<<<<

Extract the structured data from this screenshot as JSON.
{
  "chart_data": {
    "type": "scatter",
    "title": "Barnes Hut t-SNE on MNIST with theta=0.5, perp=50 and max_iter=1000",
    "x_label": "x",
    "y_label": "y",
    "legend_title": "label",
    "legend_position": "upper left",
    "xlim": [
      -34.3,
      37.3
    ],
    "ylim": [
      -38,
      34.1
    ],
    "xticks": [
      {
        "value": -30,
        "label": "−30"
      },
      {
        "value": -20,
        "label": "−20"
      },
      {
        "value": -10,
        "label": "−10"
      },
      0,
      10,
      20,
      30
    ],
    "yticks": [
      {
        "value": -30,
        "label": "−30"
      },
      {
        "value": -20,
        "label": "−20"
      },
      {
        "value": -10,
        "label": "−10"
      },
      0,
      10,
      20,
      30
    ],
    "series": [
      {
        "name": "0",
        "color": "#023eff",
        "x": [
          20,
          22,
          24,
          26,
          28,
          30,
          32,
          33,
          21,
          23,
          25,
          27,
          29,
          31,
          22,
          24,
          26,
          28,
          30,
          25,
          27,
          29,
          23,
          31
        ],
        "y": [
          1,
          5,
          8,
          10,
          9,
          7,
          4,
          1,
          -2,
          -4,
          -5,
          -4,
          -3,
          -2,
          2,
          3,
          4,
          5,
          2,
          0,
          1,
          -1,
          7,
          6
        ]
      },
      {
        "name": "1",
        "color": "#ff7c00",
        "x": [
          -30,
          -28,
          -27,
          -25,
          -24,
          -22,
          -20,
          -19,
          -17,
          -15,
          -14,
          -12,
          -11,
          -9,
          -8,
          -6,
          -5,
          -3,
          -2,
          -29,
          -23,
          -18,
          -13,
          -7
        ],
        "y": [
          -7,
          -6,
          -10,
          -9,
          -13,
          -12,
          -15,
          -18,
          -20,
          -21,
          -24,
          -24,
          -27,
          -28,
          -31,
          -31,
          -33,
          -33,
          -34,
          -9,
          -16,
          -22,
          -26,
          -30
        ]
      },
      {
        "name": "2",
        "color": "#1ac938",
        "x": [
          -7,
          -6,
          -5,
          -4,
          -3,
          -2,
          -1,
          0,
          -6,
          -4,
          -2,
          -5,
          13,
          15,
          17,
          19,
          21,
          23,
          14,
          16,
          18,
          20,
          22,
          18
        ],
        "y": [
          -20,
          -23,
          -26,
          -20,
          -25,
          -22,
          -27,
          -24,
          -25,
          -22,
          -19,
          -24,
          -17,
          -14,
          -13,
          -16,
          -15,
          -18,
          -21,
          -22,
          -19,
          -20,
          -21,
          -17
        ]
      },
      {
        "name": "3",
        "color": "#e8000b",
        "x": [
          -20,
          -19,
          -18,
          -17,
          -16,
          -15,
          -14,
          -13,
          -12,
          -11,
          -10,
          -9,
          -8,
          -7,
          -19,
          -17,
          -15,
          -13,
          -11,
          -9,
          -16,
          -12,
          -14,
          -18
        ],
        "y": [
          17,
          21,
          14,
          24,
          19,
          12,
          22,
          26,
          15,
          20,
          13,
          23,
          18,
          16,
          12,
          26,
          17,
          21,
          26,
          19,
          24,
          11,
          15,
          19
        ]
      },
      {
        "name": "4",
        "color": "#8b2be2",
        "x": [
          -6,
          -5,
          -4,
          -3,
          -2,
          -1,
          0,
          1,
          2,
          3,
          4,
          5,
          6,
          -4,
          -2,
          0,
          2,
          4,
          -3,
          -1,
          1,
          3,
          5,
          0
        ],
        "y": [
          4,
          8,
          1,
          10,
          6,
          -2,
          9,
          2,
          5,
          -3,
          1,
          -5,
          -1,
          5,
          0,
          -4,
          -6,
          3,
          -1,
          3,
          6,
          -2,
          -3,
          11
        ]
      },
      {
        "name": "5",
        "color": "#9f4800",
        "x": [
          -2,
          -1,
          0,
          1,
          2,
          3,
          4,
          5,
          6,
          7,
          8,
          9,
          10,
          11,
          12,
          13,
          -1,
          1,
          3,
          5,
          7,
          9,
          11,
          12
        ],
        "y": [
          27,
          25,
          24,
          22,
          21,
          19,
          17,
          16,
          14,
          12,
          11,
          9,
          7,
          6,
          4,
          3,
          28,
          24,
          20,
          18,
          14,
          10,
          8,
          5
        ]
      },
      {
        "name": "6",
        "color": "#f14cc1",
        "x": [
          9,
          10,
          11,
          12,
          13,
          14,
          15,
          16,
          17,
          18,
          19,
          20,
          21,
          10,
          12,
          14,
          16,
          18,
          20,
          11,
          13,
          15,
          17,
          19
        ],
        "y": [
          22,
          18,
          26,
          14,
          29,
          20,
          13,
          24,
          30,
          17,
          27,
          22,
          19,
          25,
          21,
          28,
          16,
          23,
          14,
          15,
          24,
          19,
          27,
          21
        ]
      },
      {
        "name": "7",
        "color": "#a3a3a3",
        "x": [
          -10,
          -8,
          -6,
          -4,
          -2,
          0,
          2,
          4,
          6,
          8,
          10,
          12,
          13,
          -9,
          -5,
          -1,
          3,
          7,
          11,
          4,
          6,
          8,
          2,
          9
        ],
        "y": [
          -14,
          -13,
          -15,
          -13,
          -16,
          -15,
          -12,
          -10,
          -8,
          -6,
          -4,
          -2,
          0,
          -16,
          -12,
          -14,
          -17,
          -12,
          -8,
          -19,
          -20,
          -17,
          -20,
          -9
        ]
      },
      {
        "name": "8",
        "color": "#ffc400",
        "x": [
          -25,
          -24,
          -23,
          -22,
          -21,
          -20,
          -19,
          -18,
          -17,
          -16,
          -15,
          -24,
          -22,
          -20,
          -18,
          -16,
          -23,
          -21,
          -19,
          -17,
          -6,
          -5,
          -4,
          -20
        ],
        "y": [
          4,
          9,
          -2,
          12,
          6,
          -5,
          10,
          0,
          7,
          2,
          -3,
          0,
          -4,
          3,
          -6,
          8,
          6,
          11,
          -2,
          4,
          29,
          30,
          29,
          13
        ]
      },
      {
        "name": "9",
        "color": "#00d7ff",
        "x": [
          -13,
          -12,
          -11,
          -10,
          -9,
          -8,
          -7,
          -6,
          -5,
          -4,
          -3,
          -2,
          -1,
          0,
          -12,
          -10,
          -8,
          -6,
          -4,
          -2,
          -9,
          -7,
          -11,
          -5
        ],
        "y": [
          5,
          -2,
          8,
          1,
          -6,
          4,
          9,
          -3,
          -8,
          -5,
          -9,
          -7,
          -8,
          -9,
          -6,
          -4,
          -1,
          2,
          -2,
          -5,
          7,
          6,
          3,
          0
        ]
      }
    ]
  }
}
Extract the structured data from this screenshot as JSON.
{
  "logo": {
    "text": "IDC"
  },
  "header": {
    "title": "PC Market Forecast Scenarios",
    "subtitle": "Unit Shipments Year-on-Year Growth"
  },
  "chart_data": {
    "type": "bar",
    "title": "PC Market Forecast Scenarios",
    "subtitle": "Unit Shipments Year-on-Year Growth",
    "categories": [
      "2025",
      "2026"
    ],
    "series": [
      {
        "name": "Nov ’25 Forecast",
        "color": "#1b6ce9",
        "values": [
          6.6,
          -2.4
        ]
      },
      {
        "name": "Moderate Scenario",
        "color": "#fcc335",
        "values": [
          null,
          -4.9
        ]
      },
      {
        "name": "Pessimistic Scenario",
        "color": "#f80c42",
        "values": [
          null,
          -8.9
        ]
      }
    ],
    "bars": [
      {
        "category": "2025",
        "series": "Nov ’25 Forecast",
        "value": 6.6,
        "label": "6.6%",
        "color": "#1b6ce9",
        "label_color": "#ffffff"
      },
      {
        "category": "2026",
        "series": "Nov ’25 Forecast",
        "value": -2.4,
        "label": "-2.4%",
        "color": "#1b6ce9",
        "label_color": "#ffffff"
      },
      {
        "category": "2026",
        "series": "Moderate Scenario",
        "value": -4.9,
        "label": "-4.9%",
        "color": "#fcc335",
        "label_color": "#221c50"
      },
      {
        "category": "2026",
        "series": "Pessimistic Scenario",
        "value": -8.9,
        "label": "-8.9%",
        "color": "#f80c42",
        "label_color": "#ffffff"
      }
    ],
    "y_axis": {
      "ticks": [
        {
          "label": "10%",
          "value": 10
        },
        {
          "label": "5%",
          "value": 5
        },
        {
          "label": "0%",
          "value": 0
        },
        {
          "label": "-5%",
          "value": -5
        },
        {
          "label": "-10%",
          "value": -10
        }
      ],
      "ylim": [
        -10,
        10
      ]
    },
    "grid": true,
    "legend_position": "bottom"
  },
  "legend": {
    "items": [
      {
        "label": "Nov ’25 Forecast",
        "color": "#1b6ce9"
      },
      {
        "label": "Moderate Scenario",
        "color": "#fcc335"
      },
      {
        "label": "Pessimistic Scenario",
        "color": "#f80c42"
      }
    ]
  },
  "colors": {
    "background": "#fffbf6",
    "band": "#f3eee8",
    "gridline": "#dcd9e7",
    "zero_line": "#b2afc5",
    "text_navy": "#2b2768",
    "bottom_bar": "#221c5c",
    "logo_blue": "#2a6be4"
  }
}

>>>>

[Given exercise]
Pull out and copy each line containing the string "Pessimistic".

[Answer for the task]
        "name": "Pessimistic Scenario",
        "series": "Pessimistic Scenario",
        "label": "Pessimistic Scenario",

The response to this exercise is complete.